---------- MATERIAL FOR THIS EXERCISE ----------

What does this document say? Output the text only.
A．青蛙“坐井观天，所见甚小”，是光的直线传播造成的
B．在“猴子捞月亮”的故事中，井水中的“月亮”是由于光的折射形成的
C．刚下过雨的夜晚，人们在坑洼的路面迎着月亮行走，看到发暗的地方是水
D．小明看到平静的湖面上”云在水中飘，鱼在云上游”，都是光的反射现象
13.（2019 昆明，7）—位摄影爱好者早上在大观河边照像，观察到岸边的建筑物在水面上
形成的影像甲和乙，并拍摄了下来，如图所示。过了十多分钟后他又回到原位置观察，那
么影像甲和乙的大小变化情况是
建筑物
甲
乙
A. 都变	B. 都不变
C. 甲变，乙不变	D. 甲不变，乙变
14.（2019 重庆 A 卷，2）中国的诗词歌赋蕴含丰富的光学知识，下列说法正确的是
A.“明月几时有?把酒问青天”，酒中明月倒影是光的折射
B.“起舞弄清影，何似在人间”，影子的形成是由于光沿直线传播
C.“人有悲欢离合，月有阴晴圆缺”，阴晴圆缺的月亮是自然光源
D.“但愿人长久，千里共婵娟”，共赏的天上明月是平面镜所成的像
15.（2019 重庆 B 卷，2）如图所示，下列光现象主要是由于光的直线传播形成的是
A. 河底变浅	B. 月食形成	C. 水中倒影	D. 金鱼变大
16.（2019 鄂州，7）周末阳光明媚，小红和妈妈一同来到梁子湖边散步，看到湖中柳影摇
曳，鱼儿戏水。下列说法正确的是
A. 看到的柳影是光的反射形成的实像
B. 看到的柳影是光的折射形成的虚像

----------

REQUIREMENTS
Gather every line from the listing above in which "下列说法正确的是" appears, and copy those lines.

OUTPUT FOR THIS TASK
14.（2019 重庆 A 卷，2）中国的诗词歌赋蕴含丰富的光学知识，下列说法正确的是
曳，鱼儿戏水。下列说法正确的是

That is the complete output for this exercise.